# SHORT TASK
State the number of lines, and only that number, in which the word "ZERO" appears.

# Items from a dataset
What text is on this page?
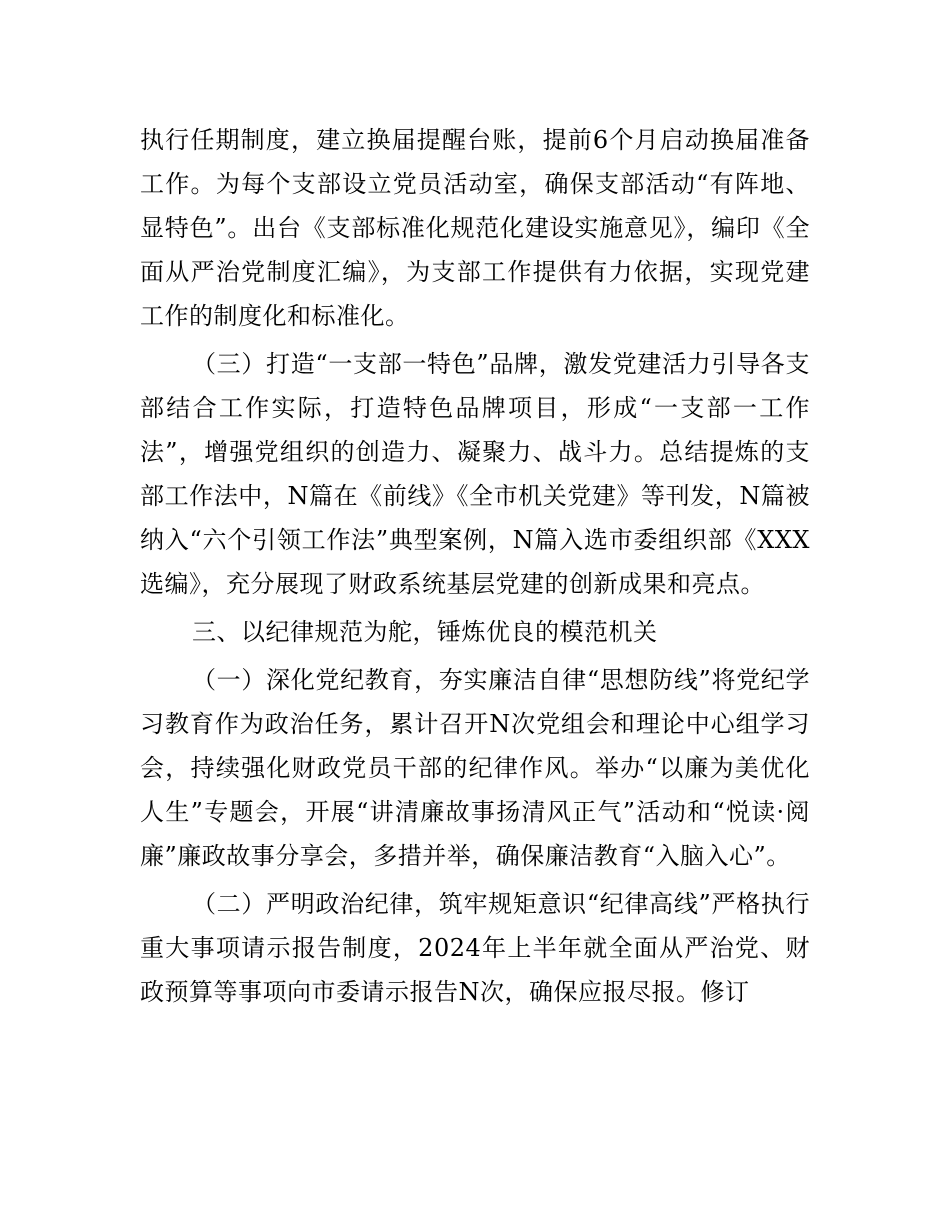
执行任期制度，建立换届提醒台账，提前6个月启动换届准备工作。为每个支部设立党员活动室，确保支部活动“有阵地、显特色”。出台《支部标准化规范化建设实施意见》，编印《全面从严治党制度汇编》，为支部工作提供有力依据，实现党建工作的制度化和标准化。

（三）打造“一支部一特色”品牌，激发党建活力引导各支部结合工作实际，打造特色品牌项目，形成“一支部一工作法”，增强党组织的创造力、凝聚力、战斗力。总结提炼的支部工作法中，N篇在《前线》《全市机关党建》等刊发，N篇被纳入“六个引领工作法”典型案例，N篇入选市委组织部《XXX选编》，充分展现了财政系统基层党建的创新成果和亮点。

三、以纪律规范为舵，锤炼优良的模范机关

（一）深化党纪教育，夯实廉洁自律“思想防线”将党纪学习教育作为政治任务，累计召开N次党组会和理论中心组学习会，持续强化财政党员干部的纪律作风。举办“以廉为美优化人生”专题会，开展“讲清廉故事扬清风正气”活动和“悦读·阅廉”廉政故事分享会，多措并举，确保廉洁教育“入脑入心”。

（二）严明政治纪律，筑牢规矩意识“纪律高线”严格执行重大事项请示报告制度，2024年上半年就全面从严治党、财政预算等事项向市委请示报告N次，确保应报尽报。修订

---

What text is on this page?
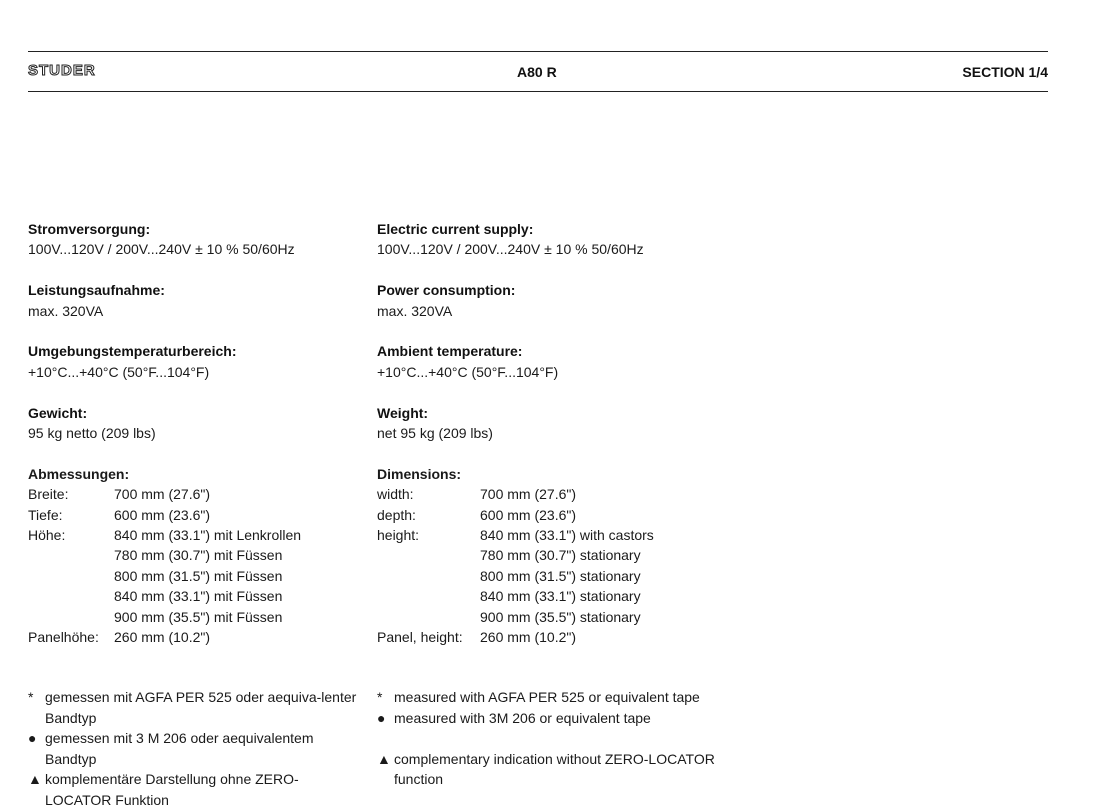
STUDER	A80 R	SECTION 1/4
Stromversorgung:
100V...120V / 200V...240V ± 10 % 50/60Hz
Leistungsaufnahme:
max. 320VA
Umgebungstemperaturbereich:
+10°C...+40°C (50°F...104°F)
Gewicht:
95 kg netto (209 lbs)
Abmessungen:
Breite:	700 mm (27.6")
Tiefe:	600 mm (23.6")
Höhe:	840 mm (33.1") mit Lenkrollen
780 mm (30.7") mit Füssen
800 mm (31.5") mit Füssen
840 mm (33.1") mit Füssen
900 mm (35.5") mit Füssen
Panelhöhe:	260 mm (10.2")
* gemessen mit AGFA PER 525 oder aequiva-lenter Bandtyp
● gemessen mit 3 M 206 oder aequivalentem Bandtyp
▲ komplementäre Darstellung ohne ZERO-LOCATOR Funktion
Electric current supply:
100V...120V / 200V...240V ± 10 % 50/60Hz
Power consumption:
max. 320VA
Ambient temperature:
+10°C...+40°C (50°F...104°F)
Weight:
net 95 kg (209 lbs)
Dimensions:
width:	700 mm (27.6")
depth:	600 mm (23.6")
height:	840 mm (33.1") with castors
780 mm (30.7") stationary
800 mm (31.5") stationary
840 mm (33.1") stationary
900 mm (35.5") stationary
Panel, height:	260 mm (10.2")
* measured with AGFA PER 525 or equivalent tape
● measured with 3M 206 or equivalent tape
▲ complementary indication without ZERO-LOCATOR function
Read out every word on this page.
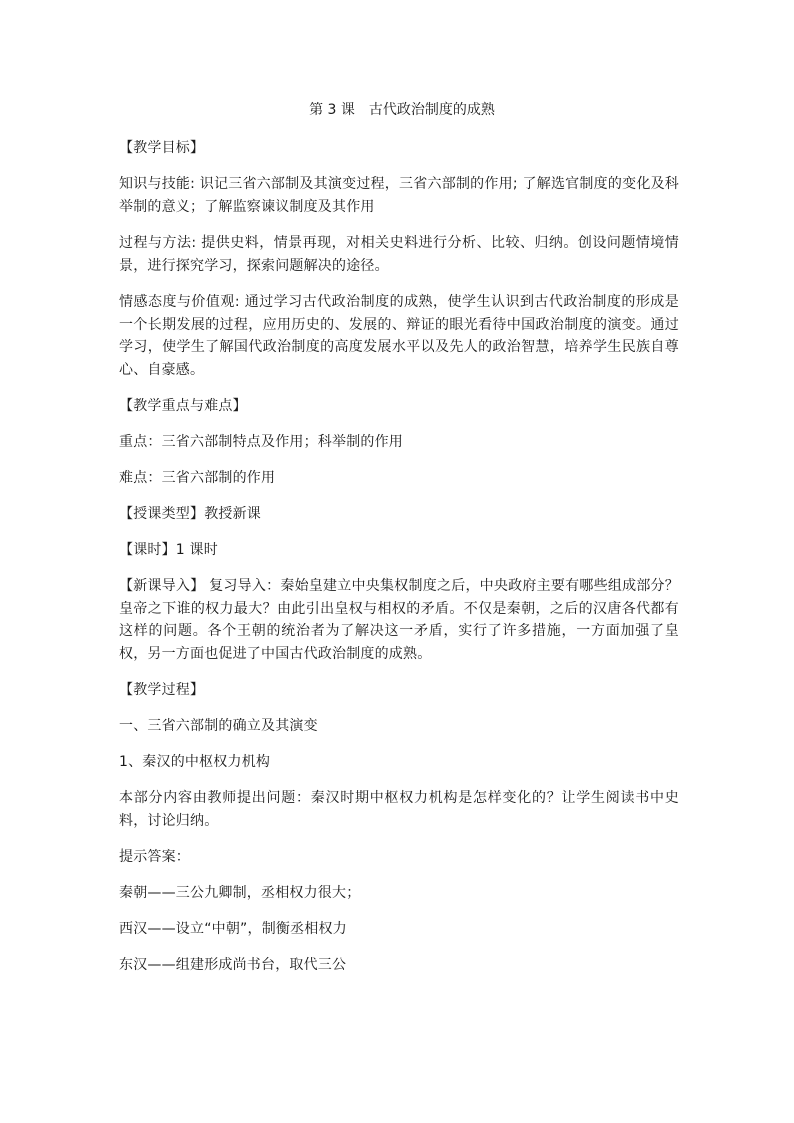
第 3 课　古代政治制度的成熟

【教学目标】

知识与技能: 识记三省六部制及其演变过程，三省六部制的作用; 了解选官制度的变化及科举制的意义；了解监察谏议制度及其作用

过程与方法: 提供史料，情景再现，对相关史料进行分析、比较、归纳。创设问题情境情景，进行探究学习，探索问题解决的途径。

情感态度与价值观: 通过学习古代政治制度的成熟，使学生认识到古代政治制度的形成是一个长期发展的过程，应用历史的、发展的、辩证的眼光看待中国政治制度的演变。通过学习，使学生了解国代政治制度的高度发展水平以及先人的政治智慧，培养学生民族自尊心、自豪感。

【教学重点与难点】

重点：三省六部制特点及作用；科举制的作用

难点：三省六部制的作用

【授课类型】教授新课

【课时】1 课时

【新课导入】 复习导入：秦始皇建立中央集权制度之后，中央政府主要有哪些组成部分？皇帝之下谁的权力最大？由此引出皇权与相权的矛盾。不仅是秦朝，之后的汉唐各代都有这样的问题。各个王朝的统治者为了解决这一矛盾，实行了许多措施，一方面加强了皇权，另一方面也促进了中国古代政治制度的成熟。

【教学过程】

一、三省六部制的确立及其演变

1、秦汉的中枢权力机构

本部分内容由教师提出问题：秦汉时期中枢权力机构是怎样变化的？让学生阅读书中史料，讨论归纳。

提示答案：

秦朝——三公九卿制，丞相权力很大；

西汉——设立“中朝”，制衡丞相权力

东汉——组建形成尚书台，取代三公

* * *

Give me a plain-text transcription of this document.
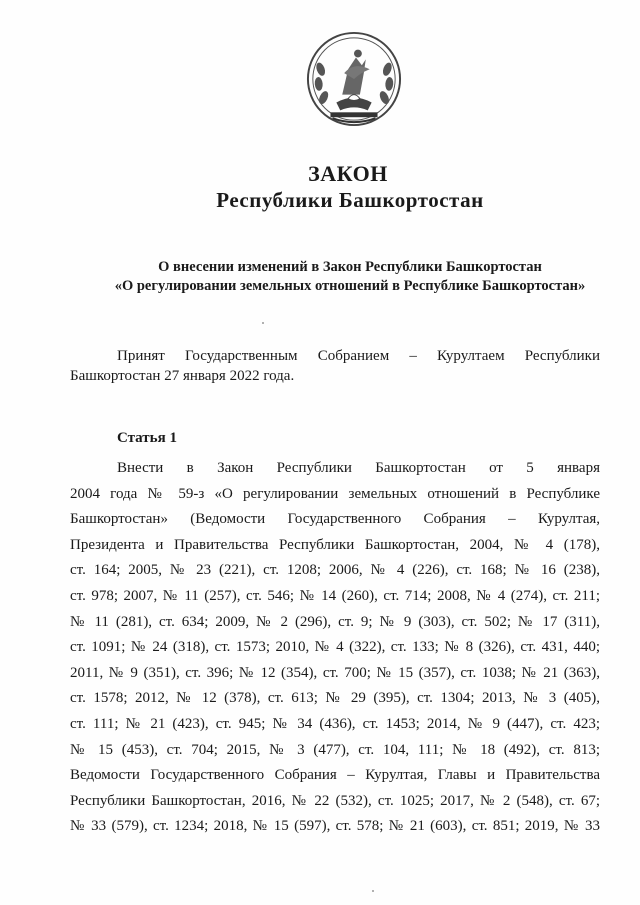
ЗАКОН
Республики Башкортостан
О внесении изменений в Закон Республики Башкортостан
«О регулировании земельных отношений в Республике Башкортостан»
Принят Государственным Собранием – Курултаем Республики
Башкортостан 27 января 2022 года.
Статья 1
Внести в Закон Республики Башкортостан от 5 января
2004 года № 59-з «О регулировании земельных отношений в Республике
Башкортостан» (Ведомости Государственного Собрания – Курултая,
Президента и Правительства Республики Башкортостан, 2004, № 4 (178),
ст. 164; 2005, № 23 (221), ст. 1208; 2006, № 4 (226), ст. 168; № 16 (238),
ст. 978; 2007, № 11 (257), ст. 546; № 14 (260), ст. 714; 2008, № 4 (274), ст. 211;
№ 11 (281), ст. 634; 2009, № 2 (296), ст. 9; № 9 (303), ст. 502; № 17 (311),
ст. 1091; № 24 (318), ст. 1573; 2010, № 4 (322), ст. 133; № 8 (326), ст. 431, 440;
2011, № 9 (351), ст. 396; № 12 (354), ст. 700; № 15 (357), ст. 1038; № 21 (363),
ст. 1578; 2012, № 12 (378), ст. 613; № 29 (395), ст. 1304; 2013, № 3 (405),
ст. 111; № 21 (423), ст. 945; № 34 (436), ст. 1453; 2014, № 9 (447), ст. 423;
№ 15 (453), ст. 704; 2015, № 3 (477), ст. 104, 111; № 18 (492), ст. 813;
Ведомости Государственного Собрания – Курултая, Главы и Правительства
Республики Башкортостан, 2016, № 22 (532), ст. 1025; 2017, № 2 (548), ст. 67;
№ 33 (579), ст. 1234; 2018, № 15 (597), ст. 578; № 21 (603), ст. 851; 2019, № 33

# OUTPUT FOR THIS EXERCISE
2